Collection entries
********************
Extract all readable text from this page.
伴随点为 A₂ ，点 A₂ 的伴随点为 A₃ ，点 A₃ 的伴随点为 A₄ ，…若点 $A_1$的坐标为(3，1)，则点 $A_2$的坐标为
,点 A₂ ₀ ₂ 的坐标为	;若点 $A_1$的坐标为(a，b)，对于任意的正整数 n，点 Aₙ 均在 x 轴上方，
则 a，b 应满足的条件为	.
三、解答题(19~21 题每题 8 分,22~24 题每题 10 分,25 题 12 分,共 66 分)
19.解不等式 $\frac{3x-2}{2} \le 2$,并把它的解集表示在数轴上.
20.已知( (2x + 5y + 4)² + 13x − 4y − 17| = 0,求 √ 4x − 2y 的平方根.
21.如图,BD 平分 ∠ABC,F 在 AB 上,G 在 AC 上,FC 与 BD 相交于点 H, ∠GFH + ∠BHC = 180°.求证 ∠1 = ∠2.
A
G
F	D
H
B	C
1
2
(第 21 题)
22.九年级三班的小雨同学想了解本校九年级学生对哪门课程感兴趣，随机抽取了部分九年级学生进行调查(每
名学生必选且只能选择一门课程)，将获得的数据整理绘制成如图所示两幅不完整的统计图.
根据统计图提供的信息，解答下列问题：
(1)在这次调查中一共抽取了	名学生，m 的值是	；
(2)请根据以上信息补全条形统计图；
********************
__Goal of the exercise__: Print the whole listing exactly as it is.

__The solution__:
Extract all readable text from this page.
伴随点为 A₂ ，点 A₂ 的伴随点为 A₃ ，点 A₃ 的伴随点为 A₄ ，…若点 $A_1$的坐标为(3，1)，则点 $A_2$的坐标为
,点 A₂ ₀ ₂ 的坐标为	;若点 $A_1$的坐标为(a，b)，对于任意的正整数 n，点 Aₙ 均在 x 轴上方，
则 a，b 应满足的条件为	.
三、解答题(19~21 题每题 8 分,22~24 题每题 10 分,25 题 12 分,共 66 分)
19.解不等式 $\frac{3x-2}{2} \le 2$,并把它的解集表示在数轴上.
20.已知( (2x + 5y + 4)² + 13x − 4y − 17| = 0,求 √ 4x − 2y 的平方根.
21.如图,BD 平分 ∠ABC,F 在 AB 上,G 在 AC 上,FC 与 BD 相交于点 H, ∠GFH + ∠BHC = 180°.求证 ∠1 = ∠2.
A
G
F	D
H
B	C
1
2
(第 21 题)
22.九年级三班的小雨同学想了解本校九年级学生对哪门课程感兴趣，随机抽取了部分九年级学生进行调查(每
名学生必选且只能选择一门课程)，将获得的数据整理绘制成如图所示两幅不完整的统计图.
根据统计图提供的信息，解答下列问题：
(1)在这次调查中一共抽取了	名学生，m 的值是	；
(2)请根据以上信息补全条形统计图；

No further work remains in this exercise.